◆ **Written task**
Collect every line below that contains the word "Smart".

Data entries:
* begin *

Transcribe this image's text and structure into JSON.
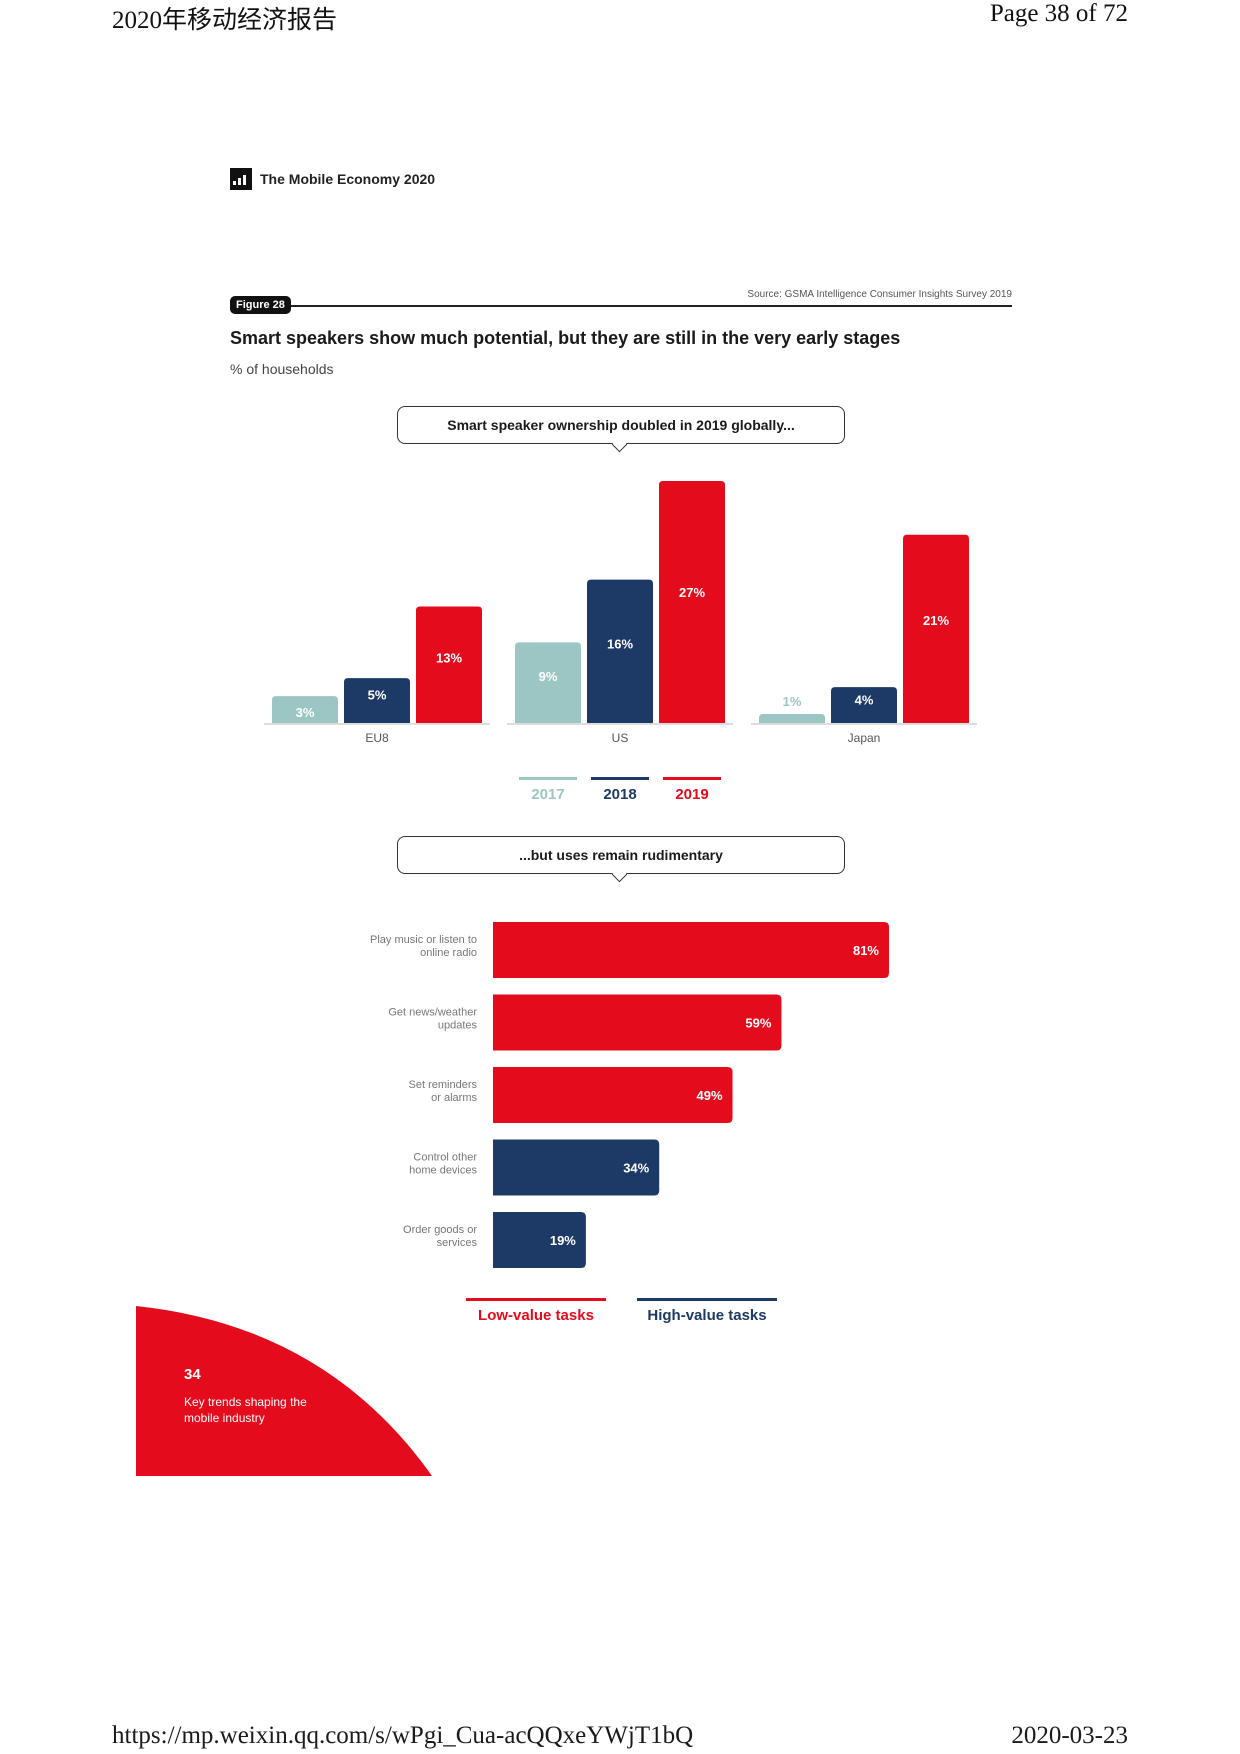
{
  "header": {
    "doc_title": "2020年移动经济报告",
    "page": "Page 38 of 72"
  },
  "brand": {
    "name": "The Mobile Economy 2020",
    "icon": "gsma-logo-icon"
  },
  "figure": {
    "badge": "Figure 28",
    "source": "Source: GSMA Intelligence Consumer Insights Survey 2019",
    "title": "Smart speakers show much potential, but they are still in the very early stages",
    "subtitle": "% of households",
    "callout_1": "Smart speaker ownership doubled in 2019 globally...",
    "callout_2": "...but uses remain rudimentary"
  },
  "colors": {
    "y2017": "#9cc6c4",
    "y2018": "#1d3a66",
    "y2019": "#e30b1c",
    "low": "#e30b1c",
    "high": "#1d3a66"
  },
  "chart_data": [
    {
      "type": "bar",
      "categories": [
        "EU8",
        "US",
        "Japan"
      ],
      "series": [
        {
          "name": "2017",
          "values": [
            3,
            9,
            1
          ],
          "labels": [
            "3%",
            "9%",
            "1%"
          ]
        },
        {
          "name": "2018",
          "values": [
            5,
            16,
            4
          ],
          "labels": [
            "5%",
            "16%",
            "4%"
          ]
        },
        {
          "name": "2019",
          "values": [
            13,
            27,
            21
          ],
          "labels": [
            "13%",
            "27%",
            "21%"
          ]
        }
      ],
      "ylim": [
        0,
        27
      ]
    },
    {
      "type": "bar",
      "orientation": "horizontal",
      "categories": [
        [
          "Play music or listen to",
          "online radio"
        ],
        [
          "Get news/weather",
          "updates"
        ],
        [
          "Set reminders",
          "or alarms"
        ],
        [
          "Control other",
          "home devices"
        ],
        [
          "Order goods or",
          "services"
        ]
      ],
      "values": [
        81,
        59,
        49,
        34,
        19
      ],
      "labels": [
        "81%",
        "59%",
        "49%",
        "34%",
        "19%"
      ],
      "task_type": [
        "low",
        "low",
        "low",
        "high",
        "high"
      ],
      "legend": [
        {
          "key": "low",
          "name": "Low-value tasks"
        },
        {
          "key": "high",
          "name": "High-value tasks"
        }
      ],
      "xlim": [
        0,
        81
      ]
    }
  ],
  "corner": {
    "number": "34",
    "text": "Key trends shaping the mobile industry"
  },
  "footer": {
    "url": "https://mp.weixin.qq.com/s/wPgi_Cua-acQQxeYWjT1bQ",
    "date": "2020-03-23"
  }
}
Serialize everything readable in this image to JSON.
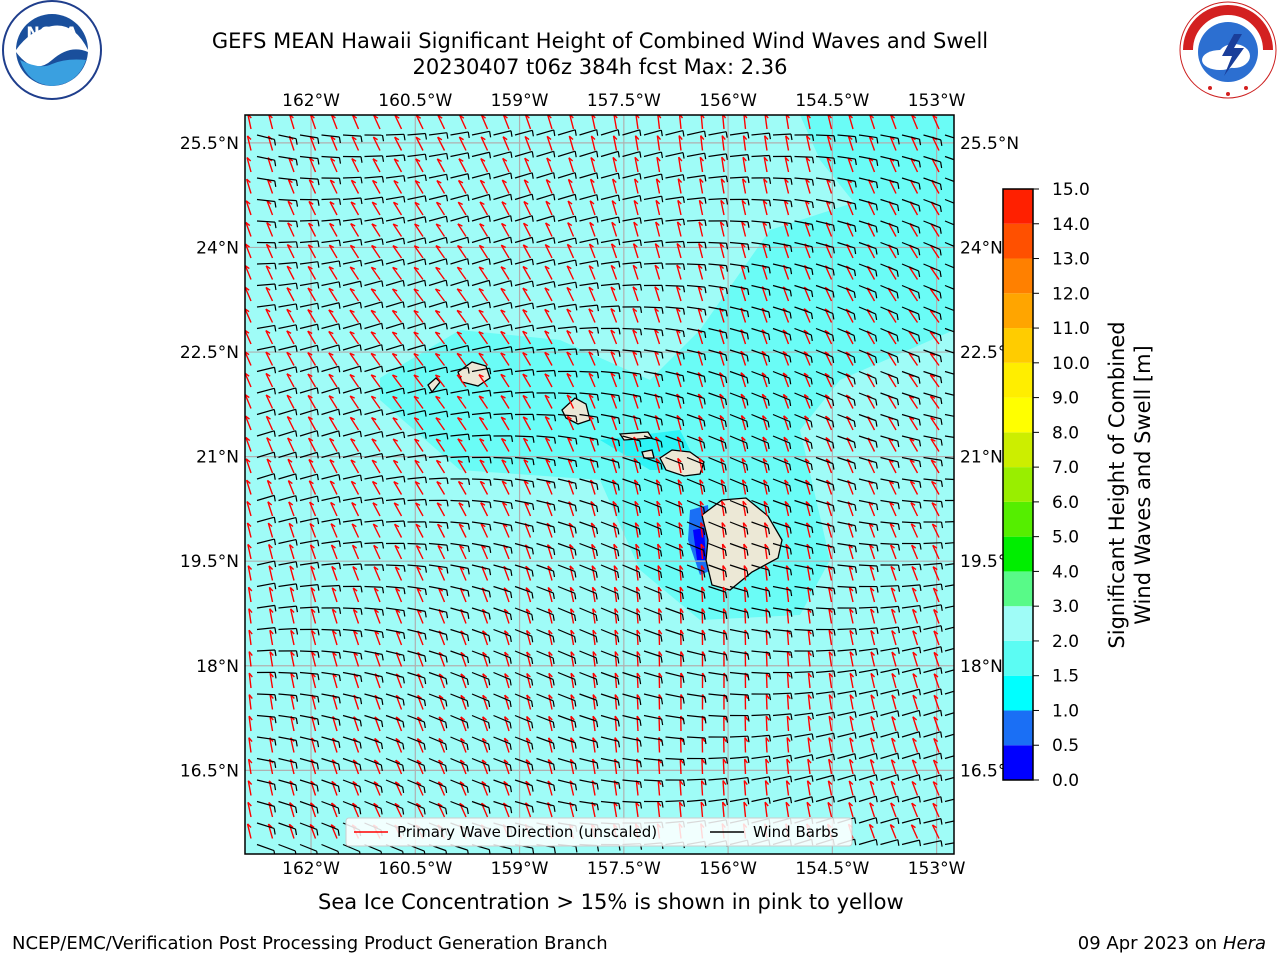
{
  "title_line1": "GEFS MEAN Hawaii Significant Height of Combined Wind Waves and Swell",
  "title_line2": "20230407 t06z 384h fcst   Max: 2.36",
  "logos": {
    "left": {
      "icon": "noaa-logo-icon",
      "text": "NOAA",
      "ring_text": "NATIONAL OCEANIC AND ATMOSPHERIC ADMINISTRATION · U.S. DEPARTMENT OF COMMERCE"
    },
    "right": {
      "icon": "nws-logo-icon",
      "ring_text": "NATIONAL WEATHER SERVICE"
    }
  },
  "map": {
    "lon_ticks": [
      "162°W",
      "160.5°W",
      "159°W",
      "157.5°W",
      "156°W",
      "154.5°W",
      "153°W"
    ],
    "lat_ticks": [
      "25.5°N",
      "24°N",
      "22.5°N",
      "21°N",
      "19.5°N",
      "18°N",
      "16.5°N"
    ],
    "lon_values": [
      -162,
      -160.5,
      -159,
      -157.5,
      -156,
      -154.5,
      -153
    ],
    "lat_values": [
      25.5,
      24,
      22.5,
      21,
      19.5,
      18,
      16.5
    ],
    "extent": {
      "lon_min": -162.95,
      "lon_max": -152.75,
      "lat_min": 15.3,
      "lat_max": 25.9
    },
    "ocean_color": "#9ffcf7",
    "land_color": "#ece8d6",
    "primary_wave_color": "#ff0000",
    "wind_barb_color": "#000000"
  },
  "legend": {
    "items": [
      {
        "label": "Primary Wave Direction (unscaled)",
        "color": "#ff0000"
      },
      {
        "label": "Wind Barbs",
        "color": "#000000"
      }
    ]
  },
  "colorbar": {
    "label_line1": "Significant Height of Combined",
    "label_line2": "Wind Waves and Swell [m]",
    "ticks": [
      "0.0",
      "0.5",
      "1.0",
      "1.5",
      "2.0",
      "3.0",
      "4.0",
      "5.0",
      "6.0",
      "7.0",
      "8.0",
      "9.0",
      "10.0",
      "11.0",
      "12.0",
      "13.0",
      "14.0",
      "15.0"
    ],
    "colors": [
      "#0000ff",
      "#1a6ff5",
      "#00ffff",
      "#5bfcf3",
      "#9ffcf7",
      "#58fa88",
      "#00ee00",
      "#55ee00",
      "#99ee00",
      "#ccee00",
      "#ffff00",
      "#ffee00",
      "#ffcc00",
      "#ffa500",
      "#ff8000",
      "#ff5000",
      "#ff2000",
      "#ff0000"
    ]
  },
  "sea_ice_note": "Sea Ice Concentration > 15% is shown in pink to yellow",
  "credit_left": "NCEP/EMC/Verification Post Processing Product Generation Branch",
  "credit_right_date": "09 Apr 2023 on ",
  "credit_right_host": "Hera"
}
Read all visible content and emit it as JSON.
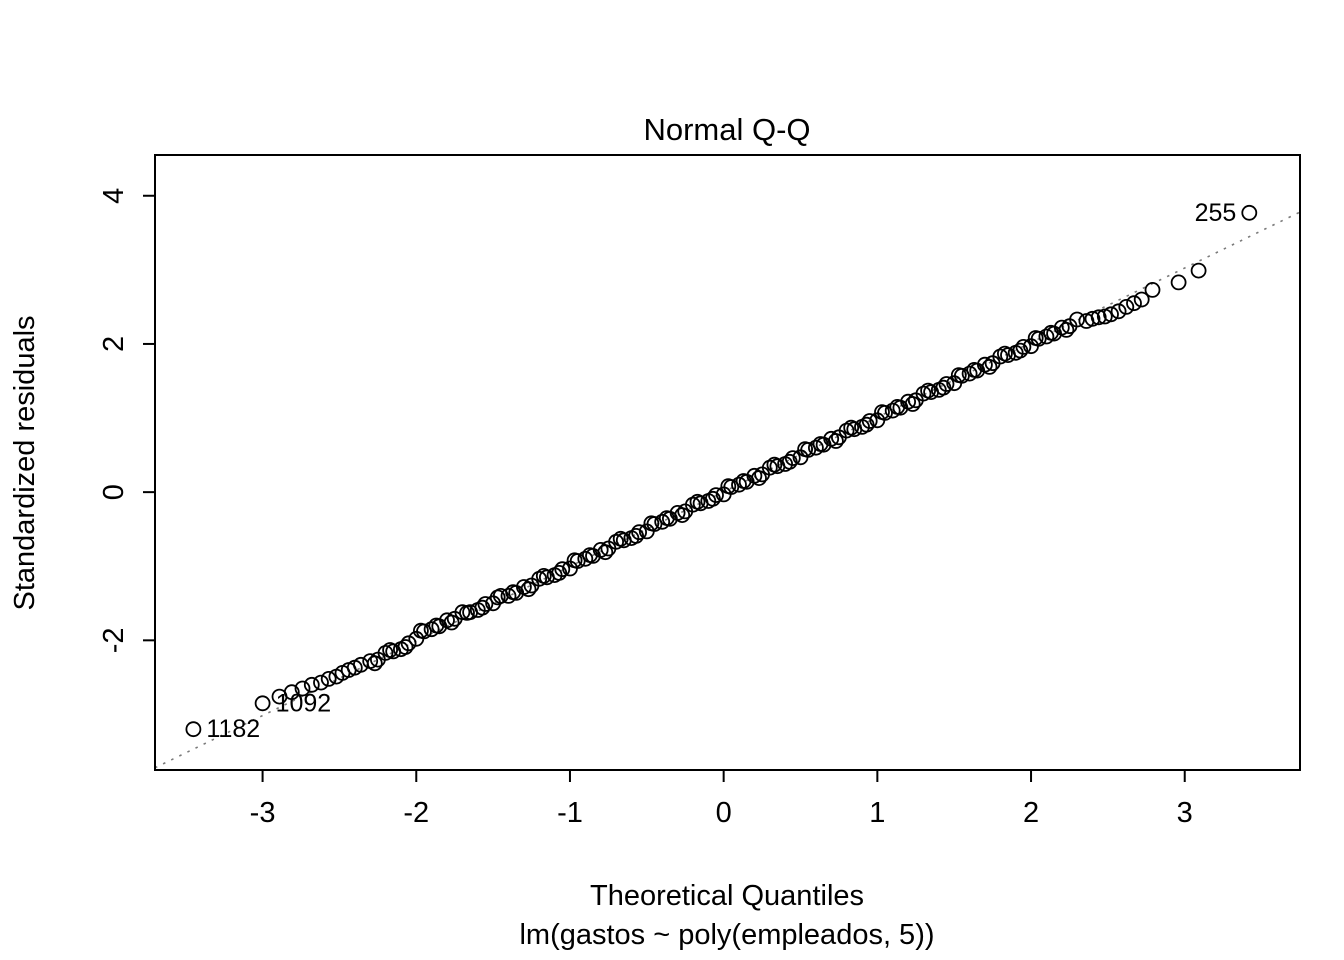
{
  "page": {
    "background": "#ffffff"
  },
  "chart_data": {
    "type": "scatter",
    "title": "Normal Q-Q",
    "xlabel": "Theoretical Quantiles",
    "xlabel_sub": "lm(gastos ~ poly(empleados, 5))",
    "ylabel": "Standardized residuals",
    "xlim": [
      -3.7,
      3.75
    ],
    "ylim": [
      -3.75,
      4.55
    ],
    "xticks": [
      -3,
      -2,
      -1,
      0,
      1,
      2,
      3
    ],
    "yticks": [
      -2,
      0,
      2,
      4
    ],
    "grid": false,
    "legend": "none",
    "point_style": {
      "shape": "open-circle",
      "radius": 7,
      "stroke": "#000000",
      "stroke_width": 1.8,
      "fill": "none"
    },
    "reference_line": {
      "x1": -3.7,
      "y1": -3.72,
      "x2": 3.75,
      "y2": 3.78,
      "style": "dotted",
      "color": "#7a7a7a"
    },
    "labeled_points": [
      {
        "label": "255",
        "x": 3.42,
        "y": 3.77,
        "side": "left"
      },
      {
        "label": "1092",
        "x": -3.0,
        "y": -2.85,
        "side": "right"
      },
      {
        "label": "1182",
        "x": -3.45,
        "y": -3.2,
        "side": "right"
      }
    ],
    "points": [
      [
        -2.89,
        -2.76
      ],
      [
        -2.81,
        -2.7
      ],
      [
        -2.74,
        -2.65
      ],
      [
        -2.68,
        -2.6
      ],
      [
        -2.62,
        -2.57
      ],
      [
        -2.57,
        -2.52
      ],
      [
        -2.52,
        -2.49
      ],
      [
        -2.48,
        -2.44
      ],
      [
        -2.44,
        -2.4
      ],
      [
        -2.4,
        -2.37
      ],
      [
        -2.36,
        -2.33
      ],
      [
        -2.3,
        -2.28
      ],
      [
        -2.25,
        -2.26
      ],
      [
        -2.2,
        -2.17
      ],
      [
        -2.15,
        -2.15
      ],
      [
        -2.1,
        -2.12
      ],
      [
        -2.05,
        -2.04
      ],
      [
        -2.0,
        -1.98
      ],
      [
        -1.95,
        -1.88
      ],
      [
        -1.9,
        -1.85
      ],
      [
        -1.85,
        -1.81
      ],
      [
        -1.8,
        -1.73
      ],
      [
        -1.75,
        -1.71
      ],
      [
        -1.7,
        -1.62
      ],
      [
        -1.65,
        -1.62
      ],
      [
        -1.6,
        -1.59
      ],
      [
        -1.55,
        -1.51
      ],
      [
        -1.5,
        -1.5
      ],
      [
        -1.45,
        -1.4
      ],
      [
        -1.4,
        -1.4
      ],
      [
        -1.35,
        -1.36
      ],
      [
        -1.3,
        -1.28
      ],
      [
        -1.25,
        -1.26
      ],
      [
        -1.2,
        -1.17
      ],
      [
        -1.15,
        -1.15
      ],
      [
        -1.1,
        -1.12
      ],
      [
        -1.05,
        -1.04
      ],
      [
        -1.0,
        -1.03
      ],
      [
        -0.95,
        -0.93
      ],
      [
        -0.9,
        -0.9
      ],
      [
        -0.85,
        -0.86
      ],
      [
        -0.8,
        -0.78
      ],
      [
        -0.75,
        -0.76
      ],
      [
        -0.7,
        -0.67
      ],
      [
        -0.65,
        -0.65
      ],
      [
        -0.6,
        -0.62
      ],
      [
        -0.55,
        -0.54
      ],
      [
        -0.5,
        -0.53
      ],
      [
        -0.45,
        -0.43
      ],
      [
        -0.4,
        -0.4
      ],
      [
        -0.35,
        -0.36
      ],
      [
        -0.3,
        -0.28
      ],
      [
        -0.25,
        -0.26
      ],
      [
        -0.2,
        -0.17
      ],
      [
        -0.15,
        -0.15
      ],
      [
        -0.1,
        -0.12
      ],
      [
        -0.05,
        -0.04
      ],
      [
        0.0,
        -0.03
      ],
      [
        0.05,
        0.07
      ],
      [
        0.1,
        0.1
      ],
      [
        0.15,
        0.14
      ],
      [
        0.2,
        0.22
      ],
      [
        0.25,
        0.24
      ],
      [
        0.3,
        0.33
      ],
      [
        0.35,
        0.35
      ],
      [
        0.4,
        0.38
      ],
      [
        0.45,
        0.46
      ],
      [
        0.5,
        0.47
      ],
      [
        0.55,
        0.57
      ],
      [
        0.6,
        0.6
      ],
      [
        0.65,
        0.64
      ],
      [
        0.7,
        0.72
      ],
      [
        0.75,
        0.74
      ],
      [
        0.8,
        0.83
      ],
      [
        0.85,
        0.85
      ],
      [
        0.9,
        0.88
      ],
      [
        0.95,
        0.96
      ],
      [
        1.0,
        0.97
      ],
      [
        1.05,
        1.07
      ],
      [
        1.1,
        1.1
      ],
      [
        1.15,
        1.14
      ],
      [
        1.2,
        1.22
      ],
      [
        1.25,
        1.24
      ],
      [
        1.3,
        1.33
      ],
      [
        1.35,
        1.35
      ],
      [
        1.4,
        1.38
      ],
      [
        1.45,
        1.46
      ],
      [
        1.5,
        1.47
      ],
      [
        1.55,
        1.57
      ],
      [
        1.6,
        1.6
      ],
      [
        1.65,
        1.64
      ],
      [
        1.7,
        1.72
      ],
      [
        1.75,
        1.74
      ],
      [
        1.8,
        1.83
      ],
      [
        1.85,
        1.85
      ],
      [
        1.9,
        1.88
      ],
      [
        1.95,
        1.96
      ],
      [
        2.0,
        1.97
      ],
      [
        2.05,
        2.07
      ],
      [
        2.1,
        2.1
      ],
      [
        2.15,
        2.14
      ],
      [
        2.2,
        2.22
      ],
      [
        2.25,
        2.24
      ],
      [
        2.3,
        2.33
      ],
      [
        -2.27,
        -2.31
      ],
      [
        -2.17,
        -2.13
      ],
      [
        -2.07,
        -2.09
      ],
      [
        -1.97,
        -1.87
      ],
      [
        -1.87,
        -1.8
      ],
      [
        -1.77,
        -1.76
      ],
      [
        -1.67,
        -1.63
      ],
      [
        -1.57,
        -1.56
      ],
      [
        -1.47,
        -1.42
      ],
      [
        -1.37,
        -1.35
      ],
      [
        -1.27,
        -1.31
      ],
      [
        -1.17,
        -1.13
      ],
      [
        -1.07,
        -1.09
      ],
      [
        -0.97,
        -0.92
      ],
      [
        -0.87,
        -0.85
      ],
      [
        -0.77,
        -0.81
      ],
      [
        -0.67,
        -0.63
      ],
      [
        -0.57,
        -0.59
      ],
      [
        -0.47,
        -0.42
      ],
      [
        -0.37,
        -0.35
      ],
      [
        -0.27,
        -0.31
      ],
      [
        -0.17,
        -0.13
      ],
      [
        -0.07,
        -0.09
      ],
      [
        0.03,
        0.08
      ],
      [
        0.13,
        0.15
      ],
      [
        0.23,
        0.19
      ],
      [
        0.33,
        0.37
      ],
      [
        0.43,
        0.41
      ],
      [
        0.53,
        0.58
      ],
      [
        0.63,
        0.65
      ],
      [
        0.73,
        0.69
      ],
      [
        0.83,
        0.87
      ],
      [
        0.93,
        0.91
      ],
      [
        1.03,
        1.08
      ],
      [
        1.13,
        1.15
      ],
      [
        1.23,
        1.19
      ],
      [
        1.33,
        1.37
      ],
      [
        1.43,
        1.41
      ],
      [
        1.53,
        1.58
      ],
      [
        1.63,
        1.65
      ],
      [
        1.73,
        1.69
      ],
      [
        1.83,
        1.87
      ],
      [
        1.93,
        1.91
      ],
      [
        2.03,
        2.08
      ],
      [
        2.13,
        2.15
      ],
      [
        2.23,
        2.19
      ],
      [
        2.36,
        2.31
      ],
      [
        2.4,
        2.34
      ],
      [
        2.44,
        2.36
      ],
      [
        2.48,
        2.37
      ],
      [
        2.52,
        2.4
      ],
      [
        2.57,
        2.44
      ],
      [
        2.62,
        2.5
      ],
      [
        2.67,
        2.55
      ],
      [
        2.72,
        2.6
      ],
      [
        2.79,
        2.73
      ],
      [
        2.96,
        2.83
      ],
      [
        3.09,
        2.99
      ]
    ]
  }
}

* end *

◆ **Response to the exercise**
    "title": "Smart speakers show much potential, but they are still in the very early stages",
    "callout_1": "Smart speaker ownership doubled in 2019 globally...",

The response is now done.